Dataset excerpts —
-- BEGIN --

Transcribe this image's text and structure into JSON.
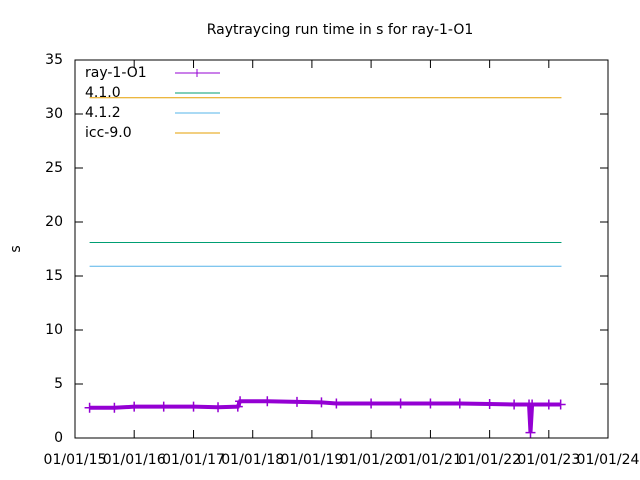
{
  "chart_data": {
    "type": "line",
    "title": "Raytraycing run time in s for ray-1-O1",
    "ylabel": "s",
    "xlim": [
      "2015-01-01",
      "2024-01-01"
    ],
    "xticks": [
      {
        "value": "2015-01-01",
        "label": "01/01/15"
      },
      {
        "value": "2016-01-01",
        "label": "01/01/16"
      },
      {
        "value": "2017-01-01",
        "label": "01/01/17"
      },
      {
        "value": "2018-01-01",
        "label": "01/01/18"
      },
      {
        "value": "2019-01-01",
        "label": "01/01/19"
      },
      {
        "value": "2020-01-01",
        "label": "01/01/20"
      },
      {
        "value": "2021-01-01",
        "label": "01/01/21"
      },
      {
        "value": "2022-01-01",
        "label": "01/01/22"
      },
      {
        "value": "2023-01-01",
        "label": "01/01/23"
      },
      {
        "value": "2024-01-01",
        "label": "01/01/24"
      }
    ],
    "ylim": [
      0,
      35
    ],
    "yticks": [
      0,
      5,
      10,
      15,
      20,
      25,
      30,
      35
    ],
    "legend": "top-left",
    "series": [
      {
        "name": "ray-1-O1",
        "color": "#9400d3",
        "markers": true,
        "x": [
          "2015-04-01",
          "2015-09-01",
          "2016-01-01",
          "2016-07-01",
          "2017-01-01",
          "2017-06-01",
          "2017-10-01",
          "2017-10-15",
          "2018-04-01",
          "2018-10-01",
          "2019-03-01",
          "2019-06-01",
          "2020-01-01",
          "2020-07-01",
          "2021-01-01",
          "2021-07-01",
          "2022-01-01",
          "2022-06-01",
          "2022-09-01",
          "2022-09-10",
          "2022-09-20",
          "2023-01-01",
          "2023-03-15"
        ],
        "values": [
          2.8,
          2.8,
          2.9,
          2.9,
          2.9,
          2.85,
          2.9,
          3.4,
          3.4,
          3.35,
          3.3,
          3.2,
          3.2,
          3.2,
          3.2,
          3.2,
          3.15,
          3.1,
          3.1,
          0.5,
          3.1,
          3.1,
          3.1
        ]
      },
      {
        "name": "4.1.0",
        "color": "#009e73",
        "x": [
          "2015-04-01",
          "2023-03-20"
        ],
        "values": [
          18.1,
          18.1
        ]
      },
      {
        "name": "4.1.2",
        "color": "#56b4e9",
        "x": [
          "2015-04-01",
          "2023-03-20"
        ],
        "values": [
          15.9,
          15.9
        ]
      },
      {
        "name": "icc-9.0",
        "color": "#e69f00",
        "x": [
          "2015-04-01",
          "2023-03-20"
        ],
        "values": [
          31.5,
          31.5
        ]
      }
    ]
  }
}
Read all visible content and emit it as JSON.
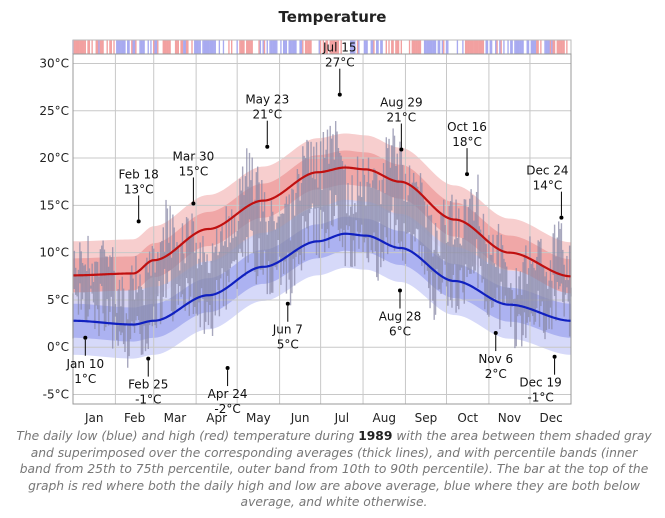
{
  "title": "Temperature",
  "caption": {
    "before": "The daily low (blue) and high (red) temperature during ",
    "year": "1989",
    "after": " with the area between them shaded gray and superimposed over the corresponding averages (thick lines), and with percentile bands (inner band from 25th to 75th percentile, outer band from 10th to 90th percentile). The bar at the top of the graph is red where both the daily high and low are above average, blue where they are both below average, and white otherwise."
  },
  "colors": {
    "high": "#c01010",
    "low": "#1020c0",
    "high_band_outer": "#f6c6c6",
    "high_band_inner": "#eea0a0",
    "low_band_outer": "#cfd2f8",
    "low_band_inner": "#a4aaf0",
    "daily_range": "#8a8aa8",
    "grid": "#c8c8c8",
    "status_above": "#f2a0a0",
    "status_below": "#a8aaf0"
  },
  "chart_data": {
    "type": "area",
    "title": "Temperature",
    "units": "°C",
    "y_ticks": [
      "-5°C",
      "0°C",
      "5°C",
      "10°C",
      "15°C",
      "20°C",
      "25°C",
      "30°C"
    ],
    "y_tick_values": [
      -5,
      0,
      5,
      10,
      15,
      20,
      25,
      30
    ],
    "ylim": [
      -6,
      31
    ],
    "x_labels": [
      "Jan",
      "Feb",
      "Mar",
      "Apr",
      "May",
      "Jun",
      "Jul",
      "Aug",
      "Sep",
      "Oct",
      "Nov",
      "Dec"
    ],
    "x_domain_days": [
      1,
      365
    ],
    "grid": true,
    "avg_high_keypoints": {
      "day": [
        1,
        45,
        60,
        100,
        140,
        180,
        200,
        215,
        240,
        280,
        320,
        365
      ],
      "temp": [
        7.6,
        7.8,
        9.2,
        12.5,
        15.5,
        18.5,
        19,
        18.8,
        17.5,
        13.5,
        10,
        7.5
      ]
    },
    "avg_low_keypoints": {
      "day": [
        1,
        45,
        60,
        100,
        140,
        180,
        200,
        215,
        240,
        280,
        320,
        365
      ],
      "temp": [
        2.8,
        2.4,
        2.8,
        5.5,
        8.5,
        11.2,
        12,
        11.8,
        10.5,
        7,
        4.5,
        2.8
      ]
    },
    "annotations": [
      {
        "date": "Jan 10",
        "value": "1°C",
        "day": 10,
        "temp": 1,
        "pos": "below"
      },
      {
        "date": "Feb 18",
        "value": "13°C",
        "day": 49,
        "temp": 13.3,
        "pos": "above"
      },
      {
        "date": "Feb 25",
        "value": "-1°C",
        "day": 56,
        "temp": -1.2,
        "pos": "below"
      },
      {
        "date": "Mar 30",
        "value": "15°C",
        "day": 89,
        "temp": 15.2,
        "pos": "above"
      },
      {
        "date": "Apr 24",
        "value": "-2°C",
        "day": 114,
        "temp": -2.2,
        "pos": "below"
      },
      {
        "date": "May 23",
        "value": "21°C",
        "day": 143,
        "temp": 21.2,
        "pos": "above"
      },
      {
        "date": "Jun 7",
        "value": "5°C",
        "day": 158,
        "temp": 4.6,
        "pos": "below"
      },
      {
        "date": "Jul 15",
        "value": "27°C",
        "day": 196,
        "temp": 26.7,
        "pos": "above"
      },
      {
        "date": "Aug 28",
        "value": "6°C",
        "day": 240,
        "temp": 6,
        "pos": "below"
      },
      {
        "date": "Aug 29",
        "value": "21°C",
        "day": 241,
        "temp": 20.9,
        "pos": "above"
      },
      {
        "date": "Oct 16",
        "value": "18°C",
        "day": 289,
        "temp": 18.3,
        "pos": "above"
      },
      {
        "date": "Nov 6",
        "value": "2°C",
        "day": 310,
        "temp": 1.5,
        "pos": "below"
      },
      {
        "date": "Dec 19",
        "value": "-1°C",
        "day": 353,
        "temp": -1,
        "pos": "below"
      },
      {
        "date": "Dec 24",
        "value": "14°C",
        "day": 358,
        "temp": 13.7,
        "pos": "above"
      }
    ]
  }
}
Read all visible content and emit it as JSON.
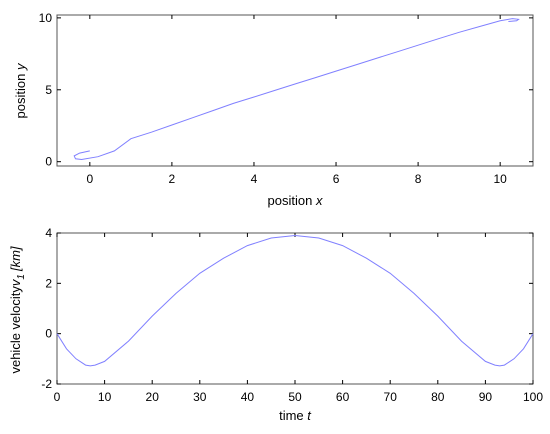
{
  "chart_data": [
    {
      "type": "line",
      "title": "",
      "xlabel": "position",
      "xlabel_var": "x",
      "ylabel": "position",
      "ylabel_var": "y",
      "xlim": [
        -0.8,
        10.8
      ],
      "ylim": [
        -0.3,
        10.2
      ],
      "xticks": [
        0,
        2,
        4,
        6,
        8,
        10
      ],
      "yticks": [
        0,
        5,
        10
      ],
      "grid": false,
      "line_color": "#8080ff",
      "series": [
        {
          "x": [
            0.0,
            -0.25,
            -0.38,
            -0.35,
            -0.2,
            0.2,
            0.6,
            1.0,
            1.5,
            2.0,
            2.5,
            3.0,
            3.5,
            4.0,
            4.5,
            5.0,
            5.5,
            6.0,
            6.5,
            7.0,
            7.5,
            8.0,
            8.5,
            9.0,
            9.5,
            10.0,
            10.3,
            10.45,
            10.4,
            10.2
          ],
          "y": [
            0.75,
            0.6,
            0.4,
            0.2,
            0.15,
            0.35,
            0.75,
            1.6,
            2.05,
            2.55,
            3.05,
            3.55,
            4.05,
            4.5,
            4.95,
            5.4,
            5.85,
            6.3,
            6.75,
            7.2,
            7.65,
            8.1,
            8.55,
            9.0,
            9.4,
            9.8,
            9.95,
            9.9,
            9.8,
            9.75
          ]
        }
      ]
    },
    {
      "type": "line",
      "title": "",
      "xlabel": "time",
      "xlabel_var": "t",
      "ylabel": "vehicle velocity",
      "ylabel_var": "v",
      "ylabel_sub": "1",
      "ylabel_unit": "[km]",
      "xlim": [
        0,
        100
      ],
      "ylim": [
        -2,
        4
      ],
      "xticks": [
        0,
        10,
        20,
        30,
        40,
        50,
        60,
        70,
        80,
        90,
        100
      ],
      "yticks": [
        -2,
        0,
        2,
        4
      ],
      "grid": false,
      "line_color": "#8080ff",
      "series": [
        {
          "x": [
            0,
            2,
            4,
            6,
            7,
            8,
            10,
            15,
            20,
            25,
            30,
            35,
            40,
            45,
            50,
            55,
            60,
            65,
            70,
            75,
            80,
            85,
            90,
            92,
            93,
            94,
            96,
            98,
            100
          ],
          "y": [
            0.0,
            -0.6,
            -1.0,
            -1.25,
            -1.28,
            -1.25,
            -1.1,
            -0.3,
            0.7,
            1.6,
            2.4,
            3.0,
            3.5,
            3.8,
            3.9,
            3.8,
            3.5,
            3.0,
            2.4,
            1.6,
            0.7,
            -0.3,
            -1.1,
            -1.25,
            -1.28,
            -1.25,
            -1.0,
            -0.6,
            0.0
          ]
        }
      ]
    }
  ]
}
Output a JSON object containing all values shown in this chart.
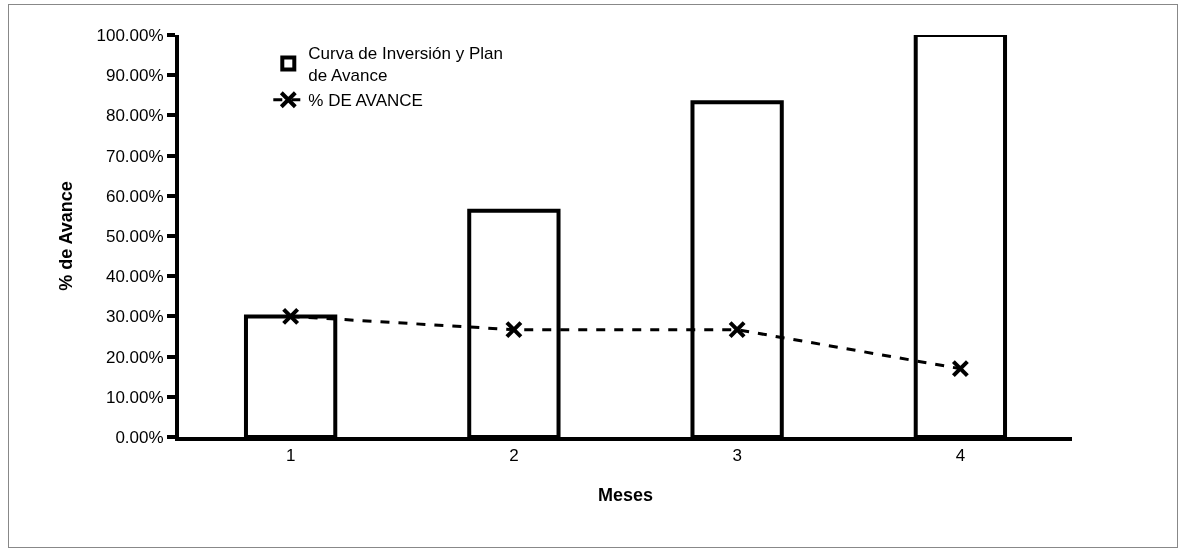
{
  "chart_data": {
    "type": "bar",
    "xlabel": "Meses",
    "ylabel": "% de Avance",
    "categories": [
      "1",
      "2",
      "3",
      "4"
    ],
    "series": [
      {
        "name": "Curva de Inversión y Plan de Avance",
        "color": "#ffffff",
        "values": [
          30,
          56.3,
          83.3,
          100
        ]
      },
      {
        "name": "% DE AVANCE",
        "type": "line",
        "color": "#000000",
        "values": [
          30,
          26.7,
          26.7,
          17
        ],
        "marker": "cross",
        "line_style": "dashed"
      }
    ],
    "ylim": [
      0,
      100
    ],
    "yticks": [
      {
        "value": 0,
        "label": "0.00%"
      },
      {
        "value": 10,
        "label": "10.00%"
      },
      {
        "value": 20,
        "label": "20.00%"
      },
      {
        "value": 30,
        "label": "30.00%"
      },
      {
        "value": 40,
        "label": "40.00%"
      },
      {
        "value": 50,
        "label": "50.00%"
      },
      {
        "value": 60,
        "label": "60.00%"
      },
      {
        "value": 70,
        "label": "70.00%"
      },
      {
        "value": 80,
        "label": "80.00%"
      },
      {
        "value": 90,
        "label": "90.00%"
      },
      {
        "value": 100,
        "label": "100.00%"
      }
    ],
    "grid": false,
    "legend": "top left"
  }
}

-- END --

To do —
Show each line in the entries that holds the string "area".

Solution below —
    "after": " with the area between them shaded gray and superimposed over the corresponding averages (thick lines), and with percentile bands (inner band from 25th to 75th percentile, outer band from 10th to 90th percentile). The bar at the top of the graph is red where both the daily high and low are above average, blue where they are both below average, and white otherwise."
    "type": "area",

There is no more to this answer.